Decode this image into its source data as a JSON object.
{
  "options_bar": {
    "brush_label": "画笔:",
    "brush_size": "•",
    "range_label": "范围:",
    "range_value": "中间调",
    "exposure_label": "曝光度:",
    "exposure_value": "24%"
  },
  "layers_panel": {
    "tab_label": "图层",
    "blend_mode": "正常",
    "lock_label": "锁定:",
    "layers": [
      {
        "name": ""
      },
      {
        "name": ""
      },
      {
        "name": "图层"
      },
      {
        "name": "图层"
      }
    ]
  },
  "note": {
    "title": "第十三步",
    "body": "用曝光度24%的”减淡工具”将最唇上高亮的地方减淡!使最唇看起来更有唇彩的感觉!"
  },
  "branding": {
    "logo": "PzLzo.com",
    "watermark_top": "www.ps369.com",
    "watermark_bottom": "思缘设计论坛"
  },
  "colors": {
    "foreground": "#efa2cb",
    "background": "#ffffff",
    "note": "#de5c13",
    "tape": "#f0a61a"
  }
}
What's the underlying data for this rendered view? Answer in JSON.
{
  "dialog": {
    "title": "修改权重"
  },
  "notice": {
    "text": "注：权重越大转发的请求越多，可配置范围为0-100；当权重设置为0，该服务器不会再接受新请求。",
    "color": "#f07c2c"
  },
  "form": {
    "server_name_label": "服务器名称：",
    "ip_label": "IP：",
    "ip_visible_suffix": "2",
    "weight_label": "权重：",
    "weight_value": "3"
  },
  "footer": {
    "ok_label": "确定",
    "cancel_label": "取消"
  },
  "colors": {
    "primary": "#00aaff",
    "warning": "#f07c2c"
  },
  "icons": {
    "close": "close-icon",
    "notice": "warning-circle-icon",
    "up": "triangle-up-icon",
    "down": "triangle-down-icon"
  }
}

_Problem_
Quote only the lines from the line containing "What's the underlying" through the end of the listing, please, keeping both the first and the last line.

_Task output_
What's the underlying data for this rendered view? Answer in JSON.
{
  "dialog": {
    "title": "修改权重"
  },
  "notice": {
    "text": "注：权重越大转发的请求越多，可配置范围为0-100；当权重设置为0，该服务器不会再接受新请求。",
    "color": "#f07c2c"
  },
  "form": {
    "server_name_label": "服务器名称：",
    "ip_label": "IP：",
    "ip_visible_suffix": "2",
    "weight_label": "权重：",
    "weight_value": "3"
  },
  "footer": {
    "ok_label": "确定",
    "cancel_label": "取消"
  },
  "colors": {
    "primary": "#00aaff",
    "warning": "#f07c2c"
  },
  "icons": {
    "close": "close-icon",
    "notice": "warning-circle-icon",
    "up": "triangle-up-icon",
    "down": "triangle-down-icon"
  }
}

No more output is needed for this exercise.